**Task statement**
Output the records exactly. Include every line.

(Entries taken from a collection)
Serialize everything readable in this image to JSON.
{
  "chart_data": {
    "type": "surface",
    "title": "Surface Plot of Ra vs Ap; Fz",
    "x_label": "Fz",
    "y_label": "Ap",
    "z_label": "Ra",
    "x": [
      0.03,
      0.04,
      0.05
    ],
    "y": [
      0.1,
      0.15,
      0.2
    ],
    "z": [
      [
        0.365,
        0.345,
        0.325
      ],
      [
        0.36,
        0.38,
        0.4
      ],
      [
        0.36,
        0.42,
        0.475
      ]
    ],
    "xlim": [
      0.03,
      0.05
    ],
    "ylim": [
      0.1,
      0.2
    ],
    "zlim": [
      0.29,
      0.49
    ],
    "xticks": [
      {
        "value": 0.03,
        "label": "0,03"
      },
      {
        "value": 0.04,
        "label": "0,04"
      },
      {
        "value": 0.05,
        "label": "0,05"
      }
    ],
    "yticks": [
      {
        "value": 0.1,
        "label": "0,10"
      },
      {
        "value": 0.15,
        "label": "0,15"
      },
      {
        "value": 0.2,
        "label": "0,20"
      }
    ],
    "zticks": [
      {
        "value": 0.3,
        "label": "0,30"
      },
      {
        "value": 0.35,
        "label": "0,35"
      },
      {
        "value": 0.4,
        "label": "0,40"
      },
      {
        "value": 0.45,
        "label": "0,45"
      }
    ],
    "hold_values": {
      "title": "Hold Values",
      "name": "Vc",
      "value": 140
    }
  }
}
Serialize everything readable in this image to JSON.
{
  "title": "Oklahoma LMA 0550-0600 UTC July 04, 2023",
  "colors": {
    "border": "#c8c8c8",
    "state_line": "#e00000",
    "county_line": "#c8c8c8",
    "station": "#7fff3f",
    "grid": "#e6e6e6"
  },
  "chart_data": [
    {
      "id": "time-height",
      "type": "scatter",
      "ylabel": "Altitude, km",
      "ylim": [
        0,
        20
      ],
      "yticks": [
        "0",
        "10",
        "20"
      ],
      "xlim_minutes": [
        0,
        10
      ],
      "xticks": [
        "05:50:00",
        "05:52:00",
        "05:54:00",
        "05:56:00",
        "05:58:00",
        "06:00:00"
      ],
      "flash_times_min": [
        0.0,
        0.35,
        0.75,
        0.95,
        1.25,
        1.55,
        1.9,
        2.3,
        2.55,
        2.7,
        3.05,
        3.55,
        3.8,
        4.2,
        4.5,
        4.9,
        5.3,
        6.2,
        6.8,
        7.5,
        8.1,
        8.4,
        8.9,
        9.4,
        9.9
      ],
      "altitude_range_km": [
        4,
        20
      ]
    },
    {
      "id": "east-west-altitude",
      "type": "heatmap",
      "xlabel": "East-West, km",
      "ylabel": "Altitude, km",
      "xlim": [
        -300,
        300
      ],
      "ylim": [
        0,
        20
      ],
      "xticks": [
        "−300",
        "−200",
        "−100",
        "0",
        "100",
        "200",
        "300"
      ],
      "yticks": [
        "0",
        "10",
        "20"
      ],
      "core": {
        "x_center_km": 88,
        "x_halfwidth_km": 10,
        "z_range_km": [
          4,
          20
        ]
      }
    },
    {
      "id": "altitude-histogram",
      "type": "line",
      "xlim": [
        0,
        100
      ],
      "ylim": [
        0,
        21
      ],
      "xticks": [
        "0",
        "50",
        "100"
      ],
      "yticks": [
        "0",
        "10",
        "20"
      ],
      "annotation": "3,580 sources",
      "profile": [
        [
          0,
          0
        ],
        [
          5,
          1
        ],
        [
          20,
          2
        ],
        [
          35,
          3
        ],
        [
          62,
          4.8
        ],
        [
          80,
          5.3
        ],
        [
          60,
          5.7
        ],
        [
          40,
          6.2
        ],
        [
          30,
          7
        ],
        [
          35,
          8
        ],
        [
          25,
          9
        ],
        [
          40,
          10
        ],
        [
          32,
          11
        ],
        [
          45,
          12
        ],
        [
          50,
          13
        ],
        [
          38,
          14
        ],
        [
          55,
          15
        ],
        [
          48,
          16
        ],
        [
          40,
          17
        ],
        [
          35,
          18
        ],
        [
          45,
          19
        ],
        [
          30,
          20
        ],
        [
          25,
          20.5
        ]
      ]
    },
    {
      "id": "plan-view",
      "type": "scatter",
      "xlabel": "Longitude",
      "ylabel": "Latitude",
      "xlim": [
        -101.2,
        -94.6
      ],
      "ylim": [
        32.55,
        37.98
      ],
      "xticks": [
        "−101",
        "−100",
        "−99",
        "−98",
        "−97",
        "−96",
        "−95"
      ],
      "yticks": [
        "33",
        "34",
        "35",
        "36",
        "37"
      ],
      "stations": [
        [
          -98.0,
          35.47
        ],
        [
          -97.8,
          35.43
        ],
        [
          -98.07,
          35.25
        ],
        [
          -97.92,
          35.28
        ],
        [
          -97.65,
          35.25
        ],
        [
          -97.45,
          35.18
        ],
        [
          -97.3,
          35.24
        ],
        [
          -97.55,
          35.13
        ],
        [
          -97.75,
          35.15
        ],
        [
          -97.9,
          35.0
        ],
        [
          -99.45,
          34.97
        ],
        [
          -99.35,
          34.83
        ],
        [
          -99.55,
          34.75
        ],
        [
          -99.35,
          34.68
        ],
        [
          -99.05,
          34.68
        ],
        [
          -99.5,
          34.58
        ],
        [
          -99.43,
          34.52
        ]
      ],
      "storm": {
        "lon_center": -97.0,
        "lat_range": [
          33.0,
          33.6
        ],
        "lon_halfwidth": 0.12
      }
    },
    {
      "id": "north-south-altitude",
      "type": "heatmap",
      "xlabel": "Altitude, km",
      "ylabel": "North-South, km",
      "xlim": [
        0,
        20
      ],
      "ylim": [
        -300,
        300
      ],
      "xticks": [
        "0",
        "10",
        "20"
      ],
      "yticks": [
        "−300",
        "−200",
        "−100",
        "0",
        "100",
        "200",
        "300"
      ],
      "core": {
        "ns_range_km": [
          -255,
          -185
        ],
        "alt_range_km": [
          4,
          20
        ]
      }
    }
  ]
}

**Task answer**
Serialize everything readable in this image to JSON.
{
  "chart_data": {
    "type": "surface",
    "title": "Surface Plot of Ra vs Ap; Fz",
    "x_label": "Fz",
    "y_label": "Ap",
    "z_label": "Ra",
    "x": [
      0.03,
      0.04,
      0.05
    ],
    "y": [
      0.1,
      0.15,
      0.2
    ],
    "z": [
      [
        0.365,
        0.345,
        0.325
      ],
      [
        0.36,
        0.38,
        0.4
      ],
      [
        0.36,
        0.42,
        0.475
      ]
    ],
    "xlim": [
      0.03,
      0.05
    ],
    "ylim": [
      0.1,
      0.2
    ],
    "zlim": [
      0.29,
      0.49
    ],
    "xticks": [
      {
        "value": 0.03,
        "label": "0,03"
      },
      {
        "value": 0.04,
        "label": "0,04"
      },
      {
        "value": 0.05,
        "label": "0,05"
      }
    ],
    "yticks": [
      {
        "value": 0.1,
        "label": "0,10"
      },
      {
        "value": 0.15,
        "label": "0,15"
      },
      {
        "value": 0.2,
        "label": "0,20"
      }
    ],
    "zticks": [
      {
        "value": 0.3,
        "label": "0,30"
      },
      {
        "value": 0.35,
        "label": "0,35"
      },
      {
        "value": 0.4,
        "label": "0,40"
      },
      {
        "value": 0.45,
        "label": "0,45"
      }
    ],
    "hold_values": {
      "title": "Hold Values",
      "name": "Vc",
      "value": 140
    }
  }
}
Serialize everything readable in this image to JSON.
{
  "title": "Oklahoma LMA 0550-0600 UTC July 04, 2023",
  "colors": {
    "border": "#c8c8c8",
    "state_line": "#e00000",
    "county_line": "#c8c8c8",
    "station": "#7fff3f",
    "grid": "#e6e6e6"
  },
  "chart_data": [
    {
      "id": "time-height",
      "type": "scatter",
      "ylabel": "Altitude, km",
      "ylim": [
        0,
        20
      ],
      "yticks": [
        "0",
        "10",
        "20"
      ],
      "xlim_minutes": [
        0,
        10
      ],
      "xticks": [
        "05:50:00",
        "05:52:00",
        "05:54:00",
        "05:56:00",
        "05:58:00",
        "06:00:00"
      ],
      "flash_times_min": [
        0.0,
        0.35,
        0.75,
        0.95,
        1.25,
        1.55,
        1.9,
        2.3,
        2.55,
        2.7,
        3.05,
        3.55,
        3.8,
        4.2,
        4.5,
        4.9,
        5.3,
        6.2,
        6.8,
        7.5,
        8.1,
        8.4,
        8.9,
        9.4,
        9.9
      ],
      "altitude_range_km": [
        4,
        20
      ]
    },
    {
      "id": "east-west-altitude",
      "type": "heatmap",
      "xlabel": "East-West, km",
      "ylabel": "Altitude, km",
      "xlim": [
        -300,
        300
      ],
      "ylim": [
        0,
        20
      ],
      "xticks": [
        "−300",
        "−200",
        "−100",
        "0",
        "100",
        "200",
        "300"
      ],
      "yticks": [
        "0",
        "10",
        "20"
      ],
      "core": {
        "x_center_km": 88,
        "x_halfwidth_km": 10,
        "z_range_km": [
          4,
          20
        ]
      }
    },
    {
      "id": "altitude-histogram",
      "type": "line",
      "xlim": [
        0,
        100
      ],
      "ylim": [
        0,
        21
      ],
      "xticks": [
        "0",
        "50",
        "100"
      ],
      "yticks": [
        "0",
        "10",
        "20"
      ],
      "annotation": "3,580 sources",
      "profile": [
        [
          0,
          0
        ],
        [
          5,
          1
        ],
        [
          20,
          2
        ],
        [
          35,
          3
        ],
        [
          62,
          4.8
        ],
        [
          80,
          5.3
        ],
        [
          60,
          5.7
        ],
        [
          40,
          6.2
        ],
        [
          30,
          7
        ],
        [
          35,
          8
        ],
        [
          25,
          9
        ],
        [
          40,
          10
        ],
        [
          32,
          11
        ],
        [
          45,
          12
        ],
        [
          50,
          13
        ],
        [
          38,
          14
        ],
        [
          55,
          15
        ],
        [
          48,
          16
        ],
        [
          40,
          17
        ],
        [
          35,
          18
        ],
        [
          45,
          19
        ],
        [
          30,
          20
        ],
        [
          25,
          20.5
        ]
      ]
    },
    {
      "id": "plan-view",
      "type": "scatter",
      "xlabel": "Longitude",
      "ylabel": "Latitude",
      "xlim": [
        -101.2,
        -94.6
      ],
      "ylim": [
        32.55,
        37.98
      ],
      "xticks": [
        "−101",
        "−100",
        "−99",
        "−98",
        "−97",
        "−96",
        "−95"
      ],
      "yticks": [
        "33",
        "34",
        "35",
        "36",
        "37"
      ],
      "stations": [
        [
          -98.0,
          35.47
        ],
        [
          -97.8,
          35.43
        ],
        [
          -98.07,
          35.25
        ],
        [
          -97.92,
          35.28
        ],
        [
          -97.65,
          35.25
        ],
        [
          -97.45,
          35.18
        ],
        [
          -97.3,
          35.24
        ],
        [
          -97.55,
          35.13
        ],
        [
          -97.75,
          35.15
        ],
        [
          -97.9,
          35.0
        ],
        [
          -99.45,
          34.97
        ],
        [
          -99.35,
          34.83
        ],
        [
          -99.55,
          34.75
        ],
        [
          -99.35,
          34.68
        ],
        [
          -99.05,
          34.68
        ],
        [
          -99.5,
          34.58
        ],
        [
          -99.43,
          34.52
        ]
      ],
      "storm": {
        "lon_center": -97.0,
        "lat_range": [
          33.0,
          33.6
        ],
        "lon_halfwidth": 0.12
      }
    },
    {
      "id": "north-south-altitude",
      "type": "heatmap",
      "xlabel": "Altitude, km",
      "ylabel": "North-South, km",
      "xlim": [
        0,
        20
      ],
      "ylim": [
        -300,
        300
      ],
      "xticks": [
        "0",
        "10",
        "20"
      ],
      "yticks": [
        "−300",
        "−200",
        "−100",
        "0",
        "100",
        "200",
        "300"
      ],
      "core": {
        "ns_range_km": [
          -255,
          -185
        ],
        "alt_range_km": [
          4,
          20
        ]
      }
    }
  ]
}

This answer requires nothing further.